REQUEST => Repeat the material exactly, every line of it.

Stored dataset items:
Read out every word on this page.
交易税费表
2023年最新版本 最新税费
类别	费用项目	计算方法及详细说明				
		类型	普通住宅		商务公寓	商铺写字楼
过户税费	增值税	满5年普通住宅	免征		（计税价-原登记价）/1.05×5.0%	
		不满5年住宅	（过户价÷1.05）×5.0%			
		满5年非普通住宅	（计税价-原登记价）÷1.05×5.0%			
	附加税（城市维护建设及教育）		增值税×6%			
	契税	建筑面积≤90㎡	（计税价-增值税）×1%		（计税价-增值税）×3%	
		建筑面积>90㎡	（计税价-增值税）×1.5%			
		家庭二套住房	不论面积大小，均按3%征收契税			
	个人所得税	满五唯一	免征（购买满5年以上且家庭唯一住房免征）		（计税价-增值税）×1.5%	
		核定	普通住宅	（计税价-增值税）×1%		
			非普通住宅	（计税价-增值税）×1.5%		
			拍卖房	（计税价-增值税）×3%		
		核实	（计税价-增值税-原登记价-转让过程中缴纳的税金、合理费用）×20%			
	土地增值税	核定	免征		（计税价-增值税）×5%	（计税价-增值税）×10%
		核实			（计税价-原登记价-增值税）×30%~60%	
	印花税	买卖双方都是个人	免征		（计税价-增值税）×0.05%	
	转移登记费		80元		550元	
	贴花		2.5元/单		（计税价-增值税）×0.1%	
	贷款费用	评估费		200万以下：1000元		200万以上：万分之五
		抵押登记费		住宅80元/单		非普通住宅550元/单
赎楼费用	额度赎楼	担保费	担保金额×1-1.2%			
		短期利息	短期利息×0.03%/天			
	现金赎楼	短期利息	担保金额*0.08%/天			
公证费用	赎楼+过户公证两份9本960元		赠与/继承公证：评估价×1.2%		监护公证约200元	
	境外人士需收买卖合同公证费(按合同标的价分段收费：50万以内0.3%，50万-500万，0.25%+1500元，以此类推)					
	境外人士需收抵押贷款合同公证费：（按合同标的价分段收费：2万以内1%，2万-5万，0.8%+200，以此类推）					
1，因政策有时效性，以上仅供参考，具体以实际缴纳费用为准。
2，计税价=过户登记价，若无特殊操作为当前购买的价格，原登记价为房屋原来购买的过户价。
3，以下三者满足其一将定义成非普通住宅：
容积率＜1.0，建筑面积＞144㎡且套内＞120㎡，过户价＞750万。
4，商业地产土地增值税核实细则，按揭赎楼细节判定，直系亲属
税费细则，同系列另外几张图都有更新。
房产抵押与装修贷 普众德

COMPLETE OUTPUT =>
Read out every word on this page.
交易税费表
2023年最新版本 最新税费
类别	费用项目	计算方法及详细说明				
		类型	普通住宅		商务公寓	商铺写字楼
过户税费	增值税	满5年普通住宅	免征		（计税价-原登记价）/1.05×5.0%	
		不满5年住宅	（过户价÷1.05）×5.0%			
		满5年非普通住宅	（计税价-原登记价）÷1.05×5.0%			
	附加税（城市维护建设及教育）		增值税×6%			
	契税	建筑面积≤90㎡	（计税价-增值税）×1%		（计税价-增值税）×3%	
		建筑面积>90㎡	（计税价-增值税）×1.5%			
		家庭二套住房	不论面积大小，均按3%征收契税			
	个人所得税	满五唯一	免征（购买满5年以上且家庭唯一住房免征）		（计税价-增值税）×1.5%	
		核定	普通住宅	（计税价-增值税）×1%		
			非普通住宅	（计税价-增值税）×1.5%		
			拍卖房	（计税价-增值税）×3%		
		核实	（计税价-增值税-原登记价-转让过程中缴纳的税金、合理费用）×20%			
	土地增值税	核定	免征		（计税价-增值税）×5%	（计税价-增值税）×10%
		核实			（计税价-原登记价-增值税）×30%~60%	
	印花税	买卖双方都是个人	免征		（计税价-增值税）×0.05%	
	转移登记费		80元		550元	
	贴花		2.5元/单		（计税价-增值税）×0.1%	
	贷款费用	评估费		200万以下：1000元		200万以上：万分之五
		抵押登记费		住宅80元/单		非普通住宅550元/单
赎楼费用	额度赎楼	担保费	担保金额×1-1.2%			
		短期利息	短期利息×0.03%/天			
	现金赎楼	短期利息	担保金额*0.08%/天			
公证费用	赎楼+过户公证两份9本960元		赠与/继承公证：评估价×1.2%		监护公证约200元	
	境外人士需收买卖合同公证费(按合同标的价分段收费：50万以内0.3%，50万-500万，0.25%+1500元，以此类推)					
	境外人士需收抵押贷款合同公证费：（按合同标的价分段收费：2万以内1%，2万-5万，0.8%+200，以此类推）					
1，因政策有时效性，以上仅供参考，具体以实际缴纳费用为准。
2，计税价=过户登记价，若无特殊操作为当前购买的价格，原登记价为房屋原来购买的过户价。
3，以下三者满足其一将定义成非普通住宅：
容积率＜1.0，建筑面积＞144㎡且套内＞120㎡，过户价＞750万。
4，商业地产土地增值税核实细则，按揭赎楼细节判定，直系亲属
税费细则，同系列另外几张图都有更新。
房产抵押与装修贷 普众德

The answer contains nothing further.